WHAT IS BEING ASKED:
Please give the data below again in full, exactly as it stands.

DATA LINES:

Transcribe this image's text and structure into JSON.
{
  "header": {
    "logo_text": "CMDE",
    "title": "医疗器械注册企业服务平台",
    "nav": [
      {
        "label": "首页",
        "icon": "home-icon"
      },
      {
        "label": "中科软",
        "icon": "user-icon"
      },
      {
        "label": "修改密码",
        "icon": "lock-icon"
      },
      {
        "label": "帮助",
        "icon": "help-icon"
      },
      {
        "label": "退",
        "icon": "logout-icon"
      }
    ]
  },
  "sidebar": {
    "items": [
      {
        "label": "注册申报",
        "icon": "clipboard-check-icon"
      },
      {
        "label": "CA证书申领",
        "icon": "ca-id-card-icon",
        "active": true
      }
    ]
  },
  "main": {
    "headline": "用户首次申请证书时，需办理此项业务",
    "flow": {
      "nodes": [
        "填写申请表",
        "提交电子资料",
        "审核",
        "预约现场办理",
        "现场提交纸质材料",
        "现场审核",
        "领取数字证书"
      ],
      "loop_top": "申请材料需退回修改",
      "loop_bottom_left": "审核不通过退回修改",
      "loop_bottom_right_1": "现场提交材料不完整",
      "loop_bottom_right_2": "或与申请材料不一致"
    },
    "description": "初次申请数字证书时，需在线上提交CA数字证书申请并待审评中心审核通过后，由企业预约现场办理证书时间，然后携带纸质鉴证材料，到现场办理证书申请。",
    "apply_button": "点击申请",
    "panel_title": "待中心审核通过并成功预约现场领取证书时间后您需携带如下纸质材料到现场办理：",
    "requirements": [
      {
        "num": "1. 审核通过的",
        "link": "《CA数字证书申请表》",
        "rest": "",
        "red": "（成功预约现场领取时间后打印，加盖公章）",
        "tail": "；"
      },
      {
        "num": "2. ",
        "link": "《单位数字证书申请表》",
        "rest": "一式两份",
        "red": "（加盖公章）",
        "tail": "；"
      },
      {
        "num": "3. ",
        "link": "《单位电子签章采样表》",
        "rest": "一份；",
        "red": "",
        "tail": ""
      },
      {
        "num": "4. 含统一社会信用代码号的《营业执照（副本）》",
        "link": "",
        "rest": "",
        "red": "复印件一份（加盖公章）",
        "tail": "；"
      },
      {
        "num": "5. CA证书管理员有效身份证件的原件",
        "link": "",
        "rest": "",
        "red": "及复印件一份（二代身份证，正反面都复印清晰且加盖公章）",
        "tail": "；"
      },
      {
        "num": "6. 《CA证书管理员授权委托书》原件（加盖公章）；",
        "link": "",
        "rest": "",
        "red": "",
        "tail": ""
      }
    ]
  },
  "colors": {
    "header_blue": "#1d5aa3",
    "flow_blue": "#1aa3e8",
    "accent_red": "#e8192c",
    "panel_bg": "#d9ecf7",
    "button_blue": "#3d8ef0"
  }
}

RESULT OF THIS TASK:
Transcribe this image's text and structure into JSON.
{
  "header": {
    "logo_text": "CMDE",
    "title": "医疗器械注册企业服务平台",
    "nav": [
      {
        "label": "首页",
        "icon": "home-icon"
      },
      {
        "label": "中科软",
        "icon": "user-icon"
      },
      {
        "label": "修改密码",
        "icon": "lock-icon"
      },
      {
        "label": "帮助",
        "icon": "help-icon"
      },
      {
        "label": "退",
        "icon": "logout-icon"
      }
    ]
  },
  "sidebar": {
    "items": [
      {
        "label": "注册申报",
        "icon": "clipboard-check-icon"
      },
      {
        "label": "CA证书申领",
        "icon": "ca-id-card-icon",
        "active": true
      }
    ]
  },
  "main": {
    "headline": "用户首次申请证书时，需办理此项业务",
    "flow": {
      "nodes": [
        "填写申请表",
        "提交电子资料",
        "审核",
        "预约现场办理",
        "现场提交纸质材料",
        "现场审核",
        "领取数字证书"
      ],
      "loop_top": "申请材料需退回修改",
      "loop_bottom_left": "审核不通过退回修改",
      "loop_bottom_right_1": "现场提交材料不完整",
      "loop_bottom_right_2": "或与申请材料不一致"
    },
    "description": "初次申请数字证书时，需在线上提交CA数字证书申请并待审评中心审核通过后，由企业预约现场办理证书时间，然后携带纸质鉴证材料，到现场办理证书申请。",
    "apply_button": "点击申请",
    "panel_title": "待中心审核通过并成功预约现场领取证书时间后您需携带如下纸质材料到现场办理：",
    "requirements": [
      {
        "num": "1. 审核通过的",
        "link": "《CA数字证书申请表》",
        "rest": "",
        "red": "（成功预约现场领取时间后打印，加盖公章）",
        "tail": "；"
      },
      {
        "num": "2. ",
        "link": "《单位数字证书申请表》",
        "rest": "一式两份",
        "red": "（加盖公章）",
        "tail": "；"
      },
      {
        "num": "3. ",
        "link": "《单位电子签章采样表》",
        "rest": "一份；",
        "red": "",
        "tail": ""
      },
      {
        "num": "4. 含统一社会信用代码号的《营业执照（副本）》",
        "link": "",
        "rest": "",
        "red": "复印件一份（加盖公章）",
        "tail": "；"
      },
      {
        "num": "5. CA证书管理员有效身份证件的原件",
        "link": "",
        "rest": "",
        "red": "及复印件一份（二代身份证，正反面都复印清晰且加盖公章）",
        "tail": "；"
      },
      {
        "num": "6. 《CA证书管理员授权委托书》原件（加盖公章）；",
        "link": "",
        "rest": "",
        "red": "",
        "tail": ""
      }
    ]
  },
  "colors": {
    "header_blue": "#1d5aa3",
    "flow_blue": "#1aa3e8",
    "accent_red": "#e8192c",
    "panel_bg": "#d9ecf7",
    "button_blue": "#3d8ef0"
  }
}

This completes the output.